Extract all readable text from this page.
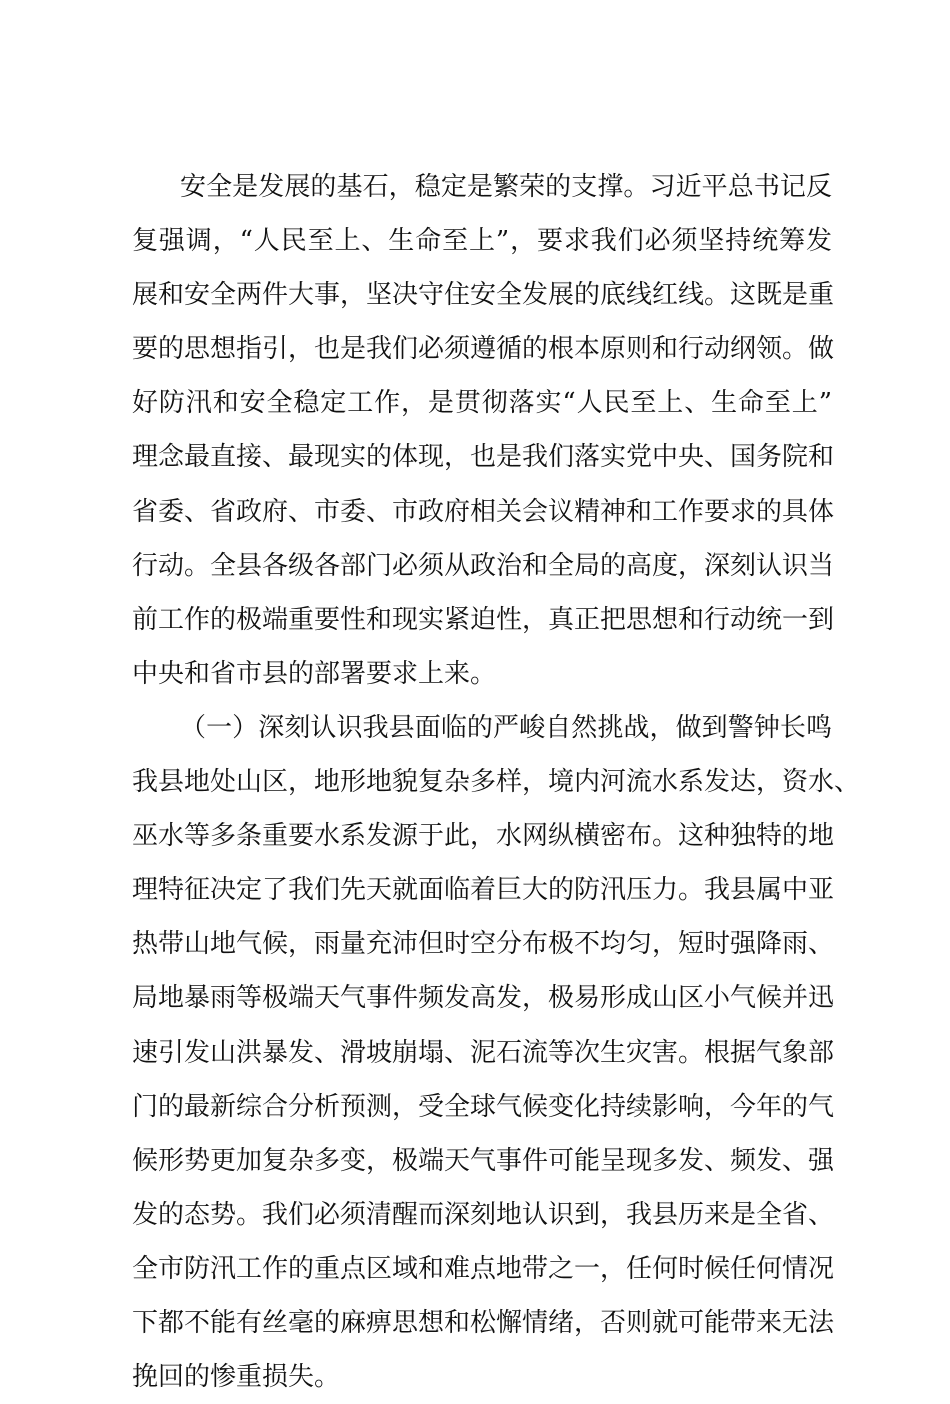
安全是发展的基石，稳定是繁荣的支撑。习近平总书记反
复强调，“人民至上、生命至上”，要求我们必须坚持统筹发
展和安全两件大事，坚决守住安全发展的底线红线。这既是重
要的思想指引，也是我们必须遵循的根本原则和行动纲领。做
好防汛和安全稳定工作，是贯彻落实“人民至上、生命至上”
理念最直接、最现实的体现，也是我们落实党中央、国务院和
省委、省政府、市委、市政府相关会议精神和工作要求的具体
行动。全县各级各部门必须从政治和全局的高度，深刻认识当
前工作的极端重要性和现实紧迫性，真正把思想和行动统一到
中央和省市县的部署要求上来。
（一）深刻认识我县面临的严峻自然挑战，做到警钟长鸣
我县地处山区，地形地貌复杂多样，境内河流水系发达，资水、
巫水等多条重要水系发源于此，水网纵横密布。这种独特的地
理特征决定了我们先天就面临着巨大的防汛压力。我县属中亚
热带山地气候，雨量充沛但时空分布极不均匀，短时强降雨、
局地暴雨等极端天气事件频发高发，极易形成山区小气候并迅
速引发山洪暴发、滑坡崩塌、泥石流等次生灾害。根据气象部
门的最新综合分析预测，受全球气候变化持续影响，今年的气
候形势更加复杂多变，极端天气事件可能呈现多发、频发、强
发的态势。我们必须清醒而深刻地认识到，我县历来是全省、
全市防汛工作的重点区域和难点地带之一，任何时候任何情况
下都不能有丝毫的麻痹思想和松懈情绪，否则就可能带来无法
挽回的惨重损失。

## BRIEF
Copy out each line in the preceding records that contains "人民至上".

## OUTPUT FOR THIS EXERCISE
复强调，“人民至上、生命至上”，要求我们必须坚持统筹发
好防汛和安全稳定工作，是贯彻落实“人民至上、生命至上”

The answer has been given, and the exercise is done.